Look for the word "Plots" in the entries below, then copy every line that has it.

Exercise materials.
____________

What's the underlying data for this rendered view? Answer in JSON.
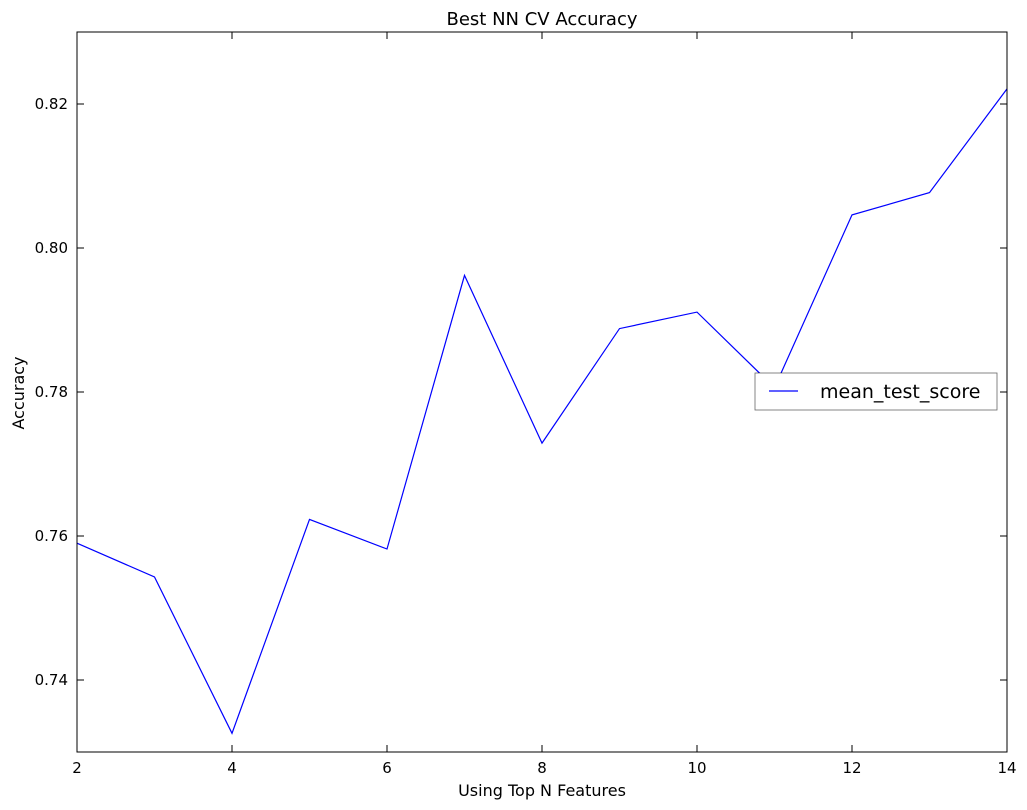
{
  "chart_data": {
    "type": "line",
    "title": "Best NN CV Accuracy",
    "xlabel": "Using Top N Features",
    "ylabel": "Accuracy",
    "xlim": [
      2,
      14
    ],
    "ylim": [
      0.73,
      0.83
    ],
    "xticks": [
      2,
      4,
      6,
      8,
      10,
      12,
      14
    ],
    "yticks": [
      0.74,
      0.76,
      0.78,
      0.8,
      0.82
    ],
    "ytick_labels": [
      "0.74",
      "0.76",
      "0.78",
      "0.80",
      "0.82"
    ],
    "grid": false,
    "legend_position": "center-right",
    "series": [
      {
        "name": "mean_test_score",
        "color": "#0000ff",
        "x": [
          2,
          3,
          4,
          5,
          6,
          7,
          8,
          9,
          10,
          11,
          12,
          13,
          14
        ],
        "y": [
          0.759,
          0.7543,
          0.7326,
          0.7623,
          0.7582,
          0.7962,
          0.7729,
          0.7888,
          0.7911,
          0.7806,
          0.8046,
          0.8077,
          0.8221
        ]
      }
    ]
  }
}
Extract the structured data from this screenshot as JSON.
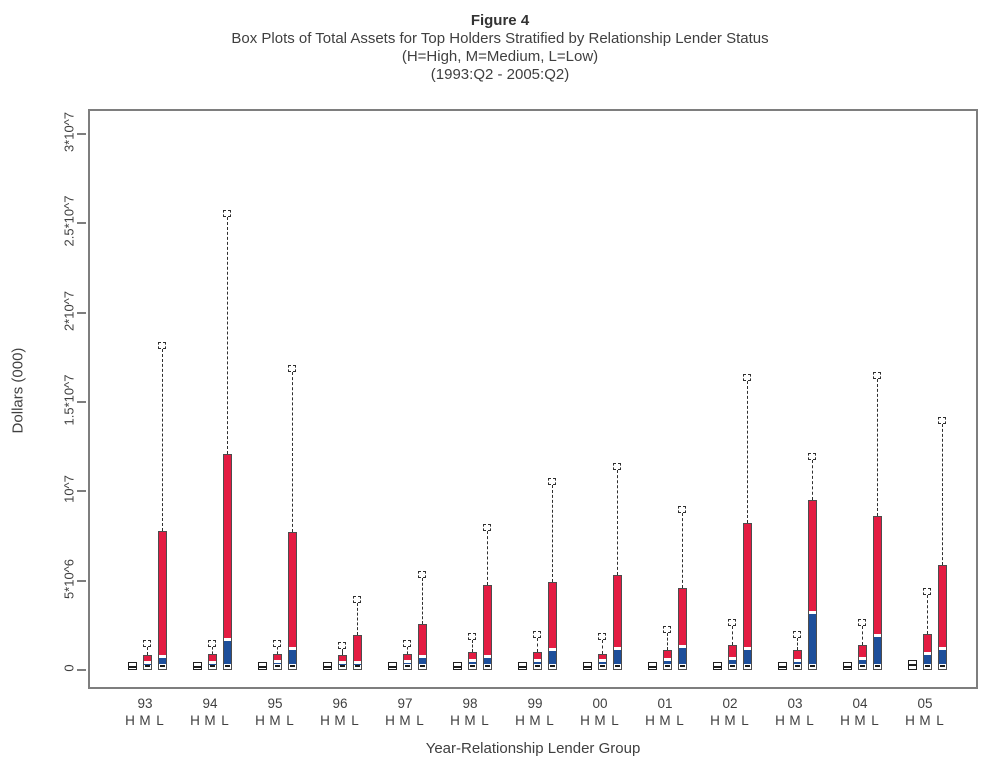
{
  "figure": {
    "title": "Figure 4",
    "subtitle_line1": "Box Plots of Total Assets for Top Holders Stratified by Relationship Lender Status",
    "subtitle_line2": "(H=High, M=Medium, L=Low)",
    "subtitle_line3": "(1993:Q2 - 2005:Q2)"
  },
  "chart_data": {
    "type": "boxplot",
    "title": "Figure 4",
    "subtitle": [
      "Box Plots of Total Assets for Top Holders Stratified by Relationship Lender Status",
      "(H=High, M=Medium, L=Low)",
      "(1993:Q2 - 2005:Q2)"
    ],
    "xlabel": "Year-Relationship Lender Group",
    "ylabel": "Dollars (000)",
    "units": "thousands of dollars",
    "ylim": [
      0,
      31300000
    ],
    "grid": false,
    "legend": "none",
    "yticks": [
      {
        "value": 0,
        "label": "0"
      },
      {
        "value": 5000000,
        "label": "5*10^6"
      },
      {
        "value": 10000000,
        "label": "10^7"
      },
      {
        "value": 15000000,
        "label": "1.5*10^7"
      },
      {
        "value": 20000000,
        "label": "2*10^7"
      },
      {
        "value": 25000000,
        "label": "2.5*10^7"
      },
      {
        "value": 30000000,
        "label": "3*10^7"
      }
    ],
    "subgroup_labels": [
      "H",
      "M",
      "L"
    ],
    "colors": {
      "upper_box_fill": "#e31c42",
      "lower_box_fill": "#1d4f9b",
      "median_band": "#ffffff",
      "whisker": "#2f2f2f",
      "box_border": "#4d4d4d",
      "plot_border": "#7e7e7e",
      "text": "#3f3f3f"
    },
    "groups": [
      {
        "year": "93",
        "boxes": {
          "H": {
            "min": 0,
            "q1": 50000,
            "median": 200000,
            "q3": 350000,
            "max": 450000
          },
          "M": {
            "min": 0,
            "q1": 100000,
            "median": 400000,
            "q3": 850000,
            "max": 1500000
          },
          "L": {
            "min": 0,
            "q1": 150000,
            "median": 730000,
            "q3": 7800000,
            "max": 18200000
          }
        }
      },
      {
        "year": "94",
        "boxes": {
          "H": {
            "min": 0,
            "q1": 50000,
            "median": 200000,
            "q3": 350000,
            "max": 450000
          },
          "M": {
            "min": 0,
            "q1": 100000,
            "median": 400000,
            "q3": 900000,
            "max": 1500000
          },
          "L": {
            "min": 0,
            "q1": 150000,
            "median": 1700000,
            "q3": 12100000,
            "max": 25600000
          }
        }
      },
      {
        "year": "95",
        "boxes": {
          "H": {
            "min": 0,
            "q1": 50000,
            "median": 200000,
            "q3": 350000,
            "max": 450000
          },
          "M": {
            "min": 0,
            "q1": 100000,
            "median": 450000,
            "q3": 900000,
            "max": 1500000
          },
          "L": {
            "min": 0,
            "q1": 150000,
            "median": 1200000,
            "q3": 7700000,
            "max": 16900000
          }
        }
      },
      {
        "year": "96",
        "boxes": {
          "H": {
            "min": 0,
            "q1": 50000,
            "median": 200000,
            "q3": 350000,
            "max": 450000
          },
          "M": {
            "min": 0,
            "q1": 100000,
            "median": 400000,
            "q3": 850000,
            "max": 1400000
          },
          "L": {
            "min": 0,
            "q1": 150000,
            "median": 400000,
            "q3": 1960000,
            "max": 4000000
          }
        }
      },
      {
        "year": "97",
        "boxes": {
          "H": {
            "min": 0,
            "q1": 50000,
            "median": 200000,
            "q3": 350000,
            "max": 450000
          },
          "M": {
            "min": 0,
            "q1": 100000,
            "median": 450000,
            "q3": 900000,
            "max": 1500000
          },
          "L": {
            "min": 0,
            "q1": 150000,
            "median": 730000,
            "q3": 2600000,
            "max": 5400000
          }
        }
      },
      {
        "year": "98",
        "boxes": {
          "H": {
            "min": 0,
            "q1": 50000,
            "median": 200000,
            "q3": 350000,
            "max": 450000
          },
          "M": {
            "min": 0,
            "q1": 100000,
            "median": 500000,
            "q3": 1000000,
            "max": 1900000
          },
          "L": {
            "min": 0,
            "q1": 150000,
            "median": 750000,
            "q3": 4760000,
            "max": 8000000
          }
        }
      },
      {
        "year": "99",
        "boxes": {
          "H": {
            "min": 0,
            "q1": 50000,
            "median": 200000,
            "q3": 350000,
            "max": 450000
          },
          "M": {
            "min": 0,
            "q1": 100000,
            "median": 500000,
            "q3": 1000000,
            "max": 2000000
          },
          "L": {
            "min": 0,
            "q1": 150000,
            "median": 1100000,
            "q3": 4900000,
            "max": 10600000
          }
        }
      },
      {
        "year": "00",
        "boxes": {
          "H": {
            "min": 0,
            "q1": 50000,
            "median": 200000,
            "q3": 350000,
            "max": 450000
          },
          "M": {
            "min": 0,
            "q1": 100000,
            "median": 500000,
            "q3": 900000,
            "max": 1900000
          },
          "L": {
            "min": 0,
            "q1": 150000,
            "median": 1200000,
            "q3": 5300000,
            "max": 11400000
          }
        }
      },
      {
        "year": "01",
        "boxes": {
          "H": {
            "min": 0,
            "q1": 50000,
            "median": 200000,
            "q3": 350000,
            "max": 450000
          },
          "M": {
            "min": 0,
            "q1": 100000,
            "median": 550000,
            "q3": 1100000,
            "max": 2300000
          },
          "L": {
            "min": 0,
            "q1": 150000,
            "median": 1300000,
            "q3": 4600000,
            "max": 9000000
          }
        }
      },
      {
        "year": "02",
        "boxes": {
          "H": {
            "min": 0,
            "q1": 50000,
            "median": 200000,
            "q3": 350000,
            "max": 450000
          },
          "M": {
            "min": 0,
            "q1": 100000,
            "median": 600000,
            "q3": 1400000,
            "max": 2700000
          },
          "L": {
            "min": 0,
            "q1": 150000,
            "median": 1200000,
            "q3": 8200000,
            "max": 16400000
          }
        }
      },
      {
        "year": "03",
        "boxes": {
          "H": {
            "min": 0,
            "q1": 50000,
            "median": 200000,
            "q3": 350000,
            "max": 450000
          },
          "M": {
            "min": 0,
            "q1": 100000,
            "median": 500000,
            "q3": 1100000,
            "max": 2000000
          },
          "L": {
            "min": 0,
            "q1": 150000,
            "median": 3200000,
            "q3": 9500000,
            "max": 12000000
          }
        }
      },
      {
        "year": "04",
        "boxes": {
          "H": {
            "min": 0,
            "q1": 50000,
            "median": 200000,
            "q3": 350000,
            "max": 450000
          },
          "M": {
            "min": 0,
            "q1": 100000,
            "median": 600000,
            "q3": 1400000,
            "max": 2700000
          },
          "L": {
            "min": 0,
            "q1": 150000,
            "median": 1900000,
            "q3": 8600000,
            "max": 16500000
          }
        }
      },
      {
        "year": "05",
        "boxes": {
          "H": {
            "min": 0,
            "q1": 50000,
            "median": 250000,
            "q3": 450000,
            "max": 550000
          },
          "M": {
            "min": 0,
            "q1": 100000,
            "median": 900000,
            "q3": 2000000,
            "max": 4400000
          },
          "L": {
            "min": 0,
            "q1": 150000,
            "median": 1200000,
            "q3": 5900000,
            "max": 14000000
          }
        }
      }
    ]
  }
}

____________

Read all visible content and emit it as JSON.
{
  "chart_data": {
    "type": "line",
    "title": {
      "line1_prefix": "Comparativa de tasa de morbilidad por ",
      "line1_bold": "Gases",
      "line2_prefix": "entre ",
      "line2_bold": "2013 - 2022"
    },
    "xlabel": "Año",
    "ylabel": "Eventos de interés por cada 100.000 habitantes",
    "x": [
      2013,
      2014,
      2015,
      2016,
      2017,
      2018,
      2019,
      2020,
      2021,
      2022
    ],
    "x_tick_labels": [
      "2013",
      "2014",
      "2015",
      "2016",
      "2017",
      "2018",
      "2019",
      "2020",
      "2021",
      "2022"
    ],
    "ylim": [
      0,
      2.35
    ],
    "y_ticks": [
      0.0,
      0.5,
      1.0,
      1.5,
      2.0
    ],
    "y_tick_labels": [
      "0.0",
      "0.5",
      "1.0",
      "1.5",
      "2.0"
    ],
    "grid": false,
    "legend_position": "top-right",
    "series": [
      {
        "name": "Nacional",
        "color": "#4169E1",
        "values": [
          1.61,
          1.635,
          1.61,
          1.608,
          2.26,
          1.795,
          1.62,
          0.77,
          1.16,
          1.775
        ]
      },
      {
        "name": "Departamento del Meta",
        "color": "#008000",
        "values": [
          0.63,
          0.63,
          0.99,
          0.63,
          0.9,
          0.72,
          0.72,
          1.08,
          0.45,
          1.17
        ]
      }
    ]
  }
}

____________

Task solution.
    "subtitle_line1": "Box Plots of Total Assets for Top Holders Stratified by Relationship Lender Status",
      "Box Plots of Total Assets for Top Holders Stratified by Relationship Lender Status",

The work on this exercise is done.